Work to do >> Render the items from the first line through the line containing "data-label: 77 <box>205 399 219 412</box>" as a JSON list of strings, with one string per line and blank lines omitted.

Given data >>

BEGIN

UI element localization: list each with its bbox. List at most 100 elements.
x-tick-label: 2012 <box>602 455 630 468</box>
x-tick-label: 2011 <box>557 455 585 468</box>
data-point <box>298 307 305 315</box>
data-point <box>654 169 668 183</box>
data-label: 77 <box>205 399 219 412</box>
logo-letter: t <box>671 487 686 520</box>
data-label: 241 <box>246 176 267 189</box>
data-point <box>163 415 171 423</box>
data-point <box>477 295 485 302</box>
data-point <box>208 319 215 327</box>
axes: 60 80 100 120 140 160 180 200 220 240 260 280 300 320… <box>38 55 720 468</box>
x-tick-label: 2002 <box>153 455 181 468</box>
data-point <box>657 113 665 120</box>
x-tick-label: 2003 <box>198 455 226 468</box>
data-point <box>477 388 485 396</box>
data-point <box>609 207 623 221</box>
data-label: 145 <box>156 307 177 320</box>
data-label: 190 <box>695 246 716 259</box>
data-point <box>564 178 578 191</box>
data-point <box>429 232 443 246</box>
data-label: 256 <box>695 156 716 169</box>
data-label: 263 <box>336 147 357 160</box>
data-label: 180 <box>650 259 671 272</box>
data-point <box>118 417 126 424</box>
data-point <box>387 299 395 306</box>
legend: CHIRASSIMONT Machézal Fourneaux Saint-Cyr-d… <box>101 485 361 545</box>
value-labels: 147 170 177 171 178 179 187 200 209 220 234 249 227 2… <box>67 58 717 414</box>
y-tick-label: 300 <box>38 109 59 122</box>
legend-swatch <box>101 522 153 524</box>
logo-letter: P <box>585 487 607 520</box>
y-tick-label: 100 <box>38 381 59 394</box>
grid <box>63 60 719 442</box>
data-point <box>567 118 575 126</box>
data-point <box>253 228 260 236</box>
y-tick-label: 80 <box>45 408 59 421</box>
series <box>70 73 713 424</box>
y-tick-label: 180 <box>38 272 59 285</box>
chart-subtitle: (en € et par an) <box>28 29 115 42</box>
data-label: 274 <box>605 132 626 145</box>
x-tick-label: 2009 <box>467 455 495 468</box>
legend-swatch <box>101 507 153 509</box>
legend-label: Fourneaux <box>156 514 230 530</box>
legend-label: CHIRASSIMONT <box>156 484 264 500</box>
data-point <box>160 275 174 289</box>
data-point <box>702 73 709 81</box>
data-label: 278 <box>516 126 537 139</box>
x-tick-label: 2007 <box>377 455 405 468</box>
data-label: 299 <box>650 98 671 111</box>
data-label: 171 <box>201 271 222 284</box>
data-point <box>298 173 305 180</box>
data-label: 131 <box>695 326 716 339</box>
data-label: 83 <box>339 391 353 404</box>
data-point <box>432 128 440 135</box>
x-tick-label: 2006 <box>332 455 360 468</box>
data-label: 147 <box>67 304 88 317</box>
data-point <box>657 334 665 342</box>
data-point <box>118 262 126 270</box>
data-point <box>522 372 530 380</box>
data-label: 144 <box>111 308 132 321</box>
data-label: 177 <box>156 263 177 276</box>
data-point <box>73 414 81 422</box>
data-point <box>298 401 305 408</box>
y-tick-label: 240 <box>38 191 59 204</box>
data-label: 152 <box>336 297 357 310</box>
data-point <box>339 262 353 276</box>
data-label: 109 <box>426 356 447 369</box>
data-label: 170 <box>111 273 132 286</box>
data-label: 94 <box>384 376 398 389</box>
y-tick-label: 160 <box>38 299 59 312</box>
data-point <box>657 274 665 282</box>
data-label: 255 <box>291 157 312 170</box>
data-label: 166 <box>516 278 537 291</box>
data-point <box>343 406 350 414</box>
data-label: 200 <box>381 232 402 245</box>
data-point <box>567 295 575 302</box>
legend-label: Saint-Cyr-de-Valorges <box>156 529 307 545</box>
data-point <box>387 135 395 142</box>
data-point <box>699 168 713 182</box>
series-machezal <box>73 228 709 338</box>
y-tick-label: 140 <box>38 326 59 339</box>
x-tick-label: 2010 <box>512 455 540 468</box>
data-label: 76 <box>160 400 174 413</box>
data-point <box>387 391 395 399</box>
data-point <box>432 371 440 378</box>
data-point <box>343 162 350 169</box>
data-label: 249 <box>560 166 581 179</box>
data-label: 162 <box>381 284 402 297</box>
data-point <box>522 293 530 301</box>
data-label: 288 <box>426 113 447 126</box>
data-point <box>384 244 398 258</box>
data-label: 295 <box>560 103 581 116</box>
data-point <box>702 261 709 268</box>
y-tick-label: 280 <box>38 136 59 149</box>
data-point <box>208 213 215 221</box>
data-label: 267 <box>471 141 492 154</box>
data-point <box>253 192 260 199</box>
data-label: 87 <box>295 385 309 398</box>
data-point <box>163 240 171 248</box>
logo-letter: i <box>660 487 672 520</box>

END

Exercise output >>
[
  "UI element localization: list each with its bbox. List at most 100 elements.",
  "x-tick-label: 2012 <box>602 455 630 468</box>",
  "x-tick-label: 2011 <box>557 455 585 468</box>",
  "data-point <box>298 307 305 315</box>",
  "data-point <box>654 169 668 183</box>",
  "data-label: 77 <box>205 399 219 412</box>"
]